### OBJECTIVE
Single out each line with the word "files" and copy it.

· · · · ·

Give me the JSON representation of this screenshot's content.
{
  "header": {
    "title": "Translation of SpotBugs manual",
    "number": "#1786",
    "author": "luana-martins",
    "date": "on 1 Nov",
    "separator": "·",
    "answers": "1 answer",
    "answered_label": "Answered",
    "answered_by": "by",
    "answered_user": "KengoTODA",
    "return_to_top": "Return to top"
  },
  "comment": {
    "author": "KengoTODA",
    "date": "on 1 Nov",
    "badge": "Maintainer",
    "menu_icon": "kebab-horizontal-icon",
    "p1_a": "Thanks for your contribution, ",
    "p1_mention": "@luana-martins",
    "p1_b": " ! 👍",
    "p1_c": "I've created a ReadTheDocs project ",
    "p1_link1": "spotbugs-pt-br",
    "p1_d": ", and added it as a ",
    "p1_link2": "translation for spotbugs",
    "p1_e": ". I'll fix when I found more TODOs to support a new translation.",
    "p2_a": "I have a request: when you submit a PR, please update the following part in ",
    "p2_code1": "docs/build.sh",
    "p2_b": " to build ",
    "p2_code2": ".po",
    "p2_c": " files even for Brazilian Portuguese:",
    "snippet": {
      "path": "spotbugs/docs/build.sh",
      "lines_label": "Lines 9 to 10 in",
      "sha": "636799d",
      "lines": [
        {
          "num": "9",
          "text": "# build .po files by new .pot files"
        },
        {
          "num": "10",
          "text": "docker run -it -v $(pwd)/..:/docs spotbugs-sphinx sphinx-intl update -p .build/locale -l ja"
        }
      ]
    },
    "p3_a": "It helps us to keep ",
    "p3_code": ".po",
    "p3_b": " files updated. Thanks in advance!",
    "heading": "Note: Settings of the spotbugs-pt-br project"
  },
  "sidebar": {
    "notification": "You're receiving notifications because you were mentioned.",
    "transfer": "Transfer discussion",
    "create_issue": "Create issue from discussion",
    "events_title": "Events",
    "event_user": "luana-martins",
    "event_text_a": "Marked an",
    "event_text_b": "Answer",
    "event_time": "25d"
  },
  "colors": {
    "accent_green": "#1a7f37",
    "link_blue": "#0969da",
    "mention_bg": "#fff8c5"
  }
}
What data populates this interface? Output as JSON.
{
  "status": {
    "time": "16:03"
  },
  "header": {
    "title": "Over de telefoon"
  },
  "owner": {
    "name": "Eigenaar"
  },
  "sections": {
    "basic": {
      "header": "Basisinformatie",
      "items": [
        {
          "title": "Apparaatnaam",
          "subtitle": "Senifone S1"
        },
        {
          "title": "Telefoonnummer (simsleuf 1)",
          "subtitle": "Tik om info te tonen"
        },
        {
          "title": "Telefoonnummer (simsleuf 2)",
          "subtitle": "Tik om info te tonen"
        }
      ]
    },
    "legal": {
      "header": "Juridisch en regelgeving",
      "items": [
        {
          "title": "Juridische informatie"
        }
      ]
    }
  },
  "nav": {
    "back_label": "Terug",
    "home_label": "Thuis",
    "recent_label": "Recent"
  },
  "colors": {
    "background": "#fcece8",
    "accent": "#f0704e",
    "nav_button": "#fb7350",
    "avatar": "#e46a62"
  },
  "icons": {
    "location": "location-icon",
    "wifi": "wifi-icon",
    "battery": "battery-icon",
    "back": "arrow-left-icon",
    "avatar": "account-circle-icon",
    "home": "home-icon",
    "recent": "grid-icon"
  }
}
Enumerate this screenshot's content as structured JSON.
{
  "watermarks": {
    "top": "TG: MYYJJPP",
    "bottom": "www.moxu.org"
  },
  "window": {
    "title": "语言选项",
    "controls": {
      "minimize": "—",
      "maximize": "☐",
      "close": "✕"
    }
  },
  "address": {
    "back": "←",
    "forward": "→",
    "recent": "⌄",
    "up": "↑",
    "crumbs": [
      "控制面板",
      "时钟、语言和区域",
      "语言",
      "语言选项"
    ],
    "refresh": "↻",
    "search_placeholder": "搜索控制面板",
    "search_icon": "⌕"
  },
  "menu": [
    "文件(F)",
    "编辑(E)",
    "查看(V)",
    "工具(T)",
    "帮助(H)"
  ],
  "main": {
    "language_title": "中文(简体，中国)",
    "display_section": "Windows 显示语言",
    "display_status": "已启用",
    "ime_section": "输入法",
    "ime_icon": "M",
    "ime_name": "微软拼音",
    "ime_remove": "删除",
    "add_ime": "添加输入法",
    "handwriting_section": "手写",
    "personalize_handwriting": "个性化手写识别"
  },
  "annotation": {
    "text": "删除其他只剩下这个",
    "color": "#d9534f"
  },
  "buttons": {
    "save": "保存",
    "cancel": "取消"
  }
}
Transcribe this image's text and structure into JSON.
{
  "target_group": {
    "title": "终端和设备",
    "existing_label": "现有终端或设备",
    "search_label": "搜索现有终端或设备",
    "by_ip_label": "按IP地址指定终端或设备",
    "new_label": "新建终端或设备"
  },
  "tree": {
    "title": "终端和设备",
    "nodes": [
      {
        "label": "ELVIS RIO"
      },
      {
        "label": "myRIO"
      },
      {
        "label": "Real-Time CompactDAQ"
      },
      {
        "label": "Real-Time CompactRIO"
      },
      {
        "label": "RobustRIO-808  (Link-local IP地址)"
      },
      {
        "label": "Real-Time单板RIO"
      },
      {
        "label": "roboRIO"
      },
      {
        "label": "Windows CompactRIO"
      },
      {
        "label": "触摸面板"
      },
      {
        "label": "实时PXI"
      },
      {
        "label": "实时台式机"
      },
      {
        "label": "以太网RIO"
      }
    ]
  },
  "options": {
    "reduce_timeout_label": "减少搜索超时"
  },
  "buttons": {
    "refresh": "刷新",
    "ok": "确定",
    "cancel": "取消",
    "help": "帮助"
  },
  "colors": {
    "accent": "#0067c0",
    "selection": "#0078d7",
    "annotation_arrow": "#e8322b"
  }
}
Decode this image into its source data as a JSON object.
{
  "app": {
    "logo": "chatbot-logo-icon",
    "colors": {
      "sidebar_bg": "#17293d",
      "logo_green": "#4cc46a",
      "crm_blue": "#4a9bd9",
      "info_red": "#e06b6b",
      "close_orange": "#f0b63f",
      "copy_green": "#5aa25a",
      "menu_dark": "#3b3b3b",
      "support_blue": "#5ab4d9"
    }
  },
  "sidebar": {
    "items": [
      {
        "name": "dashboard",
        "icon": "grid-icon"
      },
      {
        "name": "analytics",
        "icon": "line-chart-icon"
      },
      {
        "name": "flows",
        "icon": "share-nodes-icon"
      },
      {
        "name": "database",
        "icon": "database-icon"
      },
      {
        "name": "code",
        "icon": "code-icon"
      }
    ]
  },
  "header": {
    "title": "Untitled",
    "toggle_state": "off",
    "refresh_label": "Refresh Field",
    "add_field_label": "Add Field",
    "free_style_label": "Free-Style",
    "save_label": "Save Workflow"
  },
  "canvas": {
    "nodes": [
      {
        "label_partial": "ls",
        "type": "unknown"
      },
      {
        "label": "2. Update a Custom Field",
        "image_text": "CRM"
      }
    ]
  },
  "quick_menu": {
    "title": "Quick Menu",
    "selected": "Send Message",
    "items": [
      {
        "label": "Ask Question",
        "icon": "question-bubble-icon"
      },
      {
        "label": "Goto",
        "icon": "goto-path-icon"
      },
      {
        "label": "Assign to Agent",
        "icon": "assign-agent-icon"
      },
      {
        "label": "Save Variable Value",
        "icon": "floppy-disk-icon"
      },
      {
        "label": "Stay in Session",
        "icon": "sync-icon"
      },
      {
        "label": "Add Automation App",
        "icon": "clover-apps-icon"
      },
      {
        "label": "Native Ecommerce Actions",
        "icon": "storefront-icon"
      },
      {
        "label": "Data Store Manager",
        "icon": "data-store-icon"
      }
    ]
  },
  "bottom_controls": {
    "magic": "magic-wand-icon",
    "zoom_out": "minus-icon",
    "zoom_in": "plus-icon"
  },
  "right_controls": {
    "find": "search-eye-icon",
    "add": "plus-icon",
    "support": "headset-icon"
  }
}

· · · · ·

### RESULT
    "p2_c": " files even for Brazilian Portuguese:",
          "text": "# build .po files by new .pot files"
    "p3_b": " files updated. Thanks in advance!",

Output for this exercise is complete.